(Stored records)
## Start

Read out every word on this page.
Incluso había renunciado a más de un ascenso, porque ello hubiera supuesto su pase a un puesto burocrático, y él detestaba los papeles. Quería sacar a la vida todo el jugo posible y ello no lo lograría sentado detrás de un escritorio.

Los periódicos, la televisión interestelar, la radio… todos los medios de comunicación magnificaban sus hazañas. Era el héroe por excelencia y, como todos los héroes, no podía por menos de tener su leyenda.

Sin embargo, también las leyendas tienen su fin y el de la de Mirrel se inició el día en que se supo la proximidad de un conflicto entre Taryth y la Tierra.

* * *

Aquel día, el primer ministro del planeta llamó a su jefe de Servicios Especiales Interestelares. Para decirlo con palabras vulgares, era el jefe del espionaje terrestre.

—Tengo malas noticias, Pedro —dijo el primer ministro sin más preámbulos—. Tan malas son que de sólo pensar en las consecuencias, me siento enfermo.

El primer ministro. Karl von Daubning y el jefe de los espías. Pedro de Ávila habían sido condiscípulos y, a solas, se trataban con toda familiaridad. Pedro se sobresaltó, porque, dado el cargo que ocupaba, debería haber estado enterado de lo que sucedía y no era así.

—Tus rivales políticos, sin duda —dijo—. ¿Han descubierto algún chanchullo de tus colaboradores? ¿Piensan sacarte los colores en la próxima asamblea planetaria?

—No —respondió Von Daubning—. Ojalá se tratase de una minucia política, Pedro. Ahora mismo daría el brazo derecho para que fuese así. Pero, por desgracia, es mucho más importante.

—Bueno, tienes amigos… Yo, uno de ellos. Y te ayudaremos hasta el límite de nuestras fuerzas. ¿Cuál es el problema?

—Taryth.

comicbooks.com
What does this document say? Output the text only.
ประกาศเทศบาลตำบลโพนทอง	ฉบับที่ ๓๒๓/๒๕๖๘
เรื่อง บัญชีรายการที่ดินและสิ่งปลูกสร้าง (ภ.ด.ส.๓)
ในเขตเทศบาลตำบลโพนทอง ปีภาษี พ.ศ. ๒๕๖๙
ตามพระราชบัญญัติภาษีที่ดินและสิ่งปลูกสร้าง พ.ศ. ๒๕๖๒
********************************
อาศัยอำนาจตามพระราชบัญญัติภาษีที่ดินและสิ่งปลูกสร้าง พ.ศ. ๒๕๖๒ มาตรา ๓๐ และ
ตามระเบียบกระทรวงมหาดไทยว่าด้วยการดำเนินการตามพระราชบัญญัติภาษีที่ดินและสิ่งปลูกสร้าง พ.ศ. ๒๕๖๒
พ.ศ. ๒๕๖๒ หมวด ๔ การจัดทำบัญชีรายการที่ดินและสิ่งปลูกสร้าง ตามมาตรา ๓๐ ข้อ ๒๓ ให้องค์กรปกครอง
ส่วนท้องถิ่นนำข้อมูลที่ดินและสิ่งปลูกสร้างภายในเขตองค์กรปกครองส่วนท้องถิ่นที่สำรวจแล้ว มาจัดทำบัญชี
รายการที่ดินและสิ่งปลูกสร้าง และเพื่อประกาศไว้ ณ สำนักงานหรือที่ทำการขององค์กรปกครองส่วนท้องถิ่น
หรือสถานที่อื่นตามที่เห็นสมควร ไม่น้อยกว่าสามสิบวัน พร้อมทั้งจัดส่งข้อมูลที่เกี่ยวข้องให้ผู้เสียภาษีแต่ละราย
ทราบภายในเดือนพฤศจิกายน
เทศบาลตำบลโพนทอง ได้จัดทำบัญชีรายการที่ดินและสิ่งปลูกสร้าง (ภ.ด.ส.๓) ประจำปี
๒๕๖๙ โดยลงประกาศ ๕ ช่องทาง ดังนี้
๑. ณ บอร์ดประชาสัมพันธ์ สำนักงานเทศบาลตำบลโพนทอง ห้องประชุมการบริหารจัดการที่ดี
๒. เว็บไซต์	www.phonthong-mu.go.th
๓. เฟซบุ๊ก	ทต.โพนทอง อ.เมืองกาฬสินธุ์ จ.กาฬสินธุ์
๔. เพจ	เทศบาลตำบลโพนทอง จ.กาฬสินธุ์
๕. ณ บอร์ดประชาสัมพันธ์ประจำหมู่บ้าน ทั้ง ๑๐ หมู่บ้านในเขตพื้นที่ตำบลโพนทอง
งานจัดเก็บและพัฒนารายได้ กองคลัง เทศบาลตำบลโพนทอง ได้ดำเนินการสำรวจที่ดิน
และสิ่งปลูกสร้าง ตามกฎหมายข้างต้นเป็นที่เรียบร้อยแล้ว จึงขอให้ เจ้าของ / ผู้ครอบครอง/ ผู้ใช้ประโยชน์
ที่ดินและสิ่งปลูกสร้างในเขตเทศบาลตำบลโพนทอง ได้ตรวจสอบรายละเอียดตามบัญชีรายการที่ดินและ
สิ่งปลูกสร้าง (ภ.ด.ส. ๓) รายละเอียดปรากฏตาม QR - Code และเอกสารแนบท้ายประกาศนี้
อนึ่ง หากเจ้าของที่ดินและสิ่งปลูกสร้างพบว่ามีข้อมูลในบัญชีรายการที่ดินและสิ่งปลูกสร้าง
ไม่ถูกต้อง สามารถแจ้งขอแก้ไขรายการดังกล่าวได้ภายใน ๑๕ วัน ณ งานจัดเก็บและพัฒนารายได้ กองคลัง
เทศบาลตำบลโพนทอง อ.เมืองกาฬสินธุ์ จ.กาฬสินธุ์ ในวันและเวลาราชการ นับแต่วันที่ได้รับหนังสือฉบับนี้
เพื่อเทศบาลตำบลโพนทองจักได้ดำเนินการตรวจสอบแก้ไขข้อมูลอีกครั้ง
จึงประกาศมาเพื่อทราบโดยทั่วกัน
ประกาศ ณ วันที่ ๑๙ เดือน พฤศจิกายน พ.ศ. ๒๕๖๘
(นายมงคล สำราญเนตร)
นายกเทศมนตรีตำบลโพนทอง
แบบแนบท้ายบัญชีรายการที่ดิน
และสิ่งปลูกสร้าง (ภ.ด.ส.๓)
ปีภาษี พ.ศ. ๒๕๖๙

## End

■ **WHAT IS EXPECTED**
Reply with one number: the count of lines in the entries that include the word "this".

■ **EXPECTED ANSWER**
2